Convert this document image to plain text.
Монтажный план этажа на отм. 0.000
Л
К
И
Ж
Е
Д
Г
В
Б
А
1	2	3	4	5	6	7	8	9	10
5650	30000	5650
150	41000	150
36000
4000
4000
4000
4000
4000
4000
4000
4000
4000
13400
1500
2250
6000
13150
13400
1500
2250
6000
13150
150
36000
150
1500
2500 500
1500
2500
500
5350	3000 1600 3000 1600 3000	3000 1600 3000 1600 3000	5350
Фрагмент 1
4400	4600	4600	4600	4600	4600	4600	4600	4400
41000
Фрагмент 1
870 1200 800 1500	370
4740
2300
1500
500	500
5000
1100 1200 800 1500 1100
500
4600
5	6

# What you are asked to do
Repeat each record exactly. Omit nothing.

# Complete answer
Convert this document image to plain text.
Монтажный план этажа на отм. 0.000
Л
К
И
Ж
Е
Д
Г
В
Б
А
1	2	3	4	5	6	7	8	9	10
5650	30000	5650
150	41000	150
36000
4000
4000
4000
4000
4000
4000
4000
4000
4000
13400
1500
2250
6000
13150
13400
1500
2250
6000
13150
150
36000
150
1500
2500 500
1500
2500
500
5350	3000 1600 3000 1600 3000	3000 1600 3000 1600 3000	5350
Фрагмент 1
4400	4600	4600	4600	4600	4600	4600	4600	4400
41000
Фрагмент 1
870 1200 800 1500	370
4740
2300
1500
500	500
5000
1100 1200 800 1500 1100
500
4600
5	6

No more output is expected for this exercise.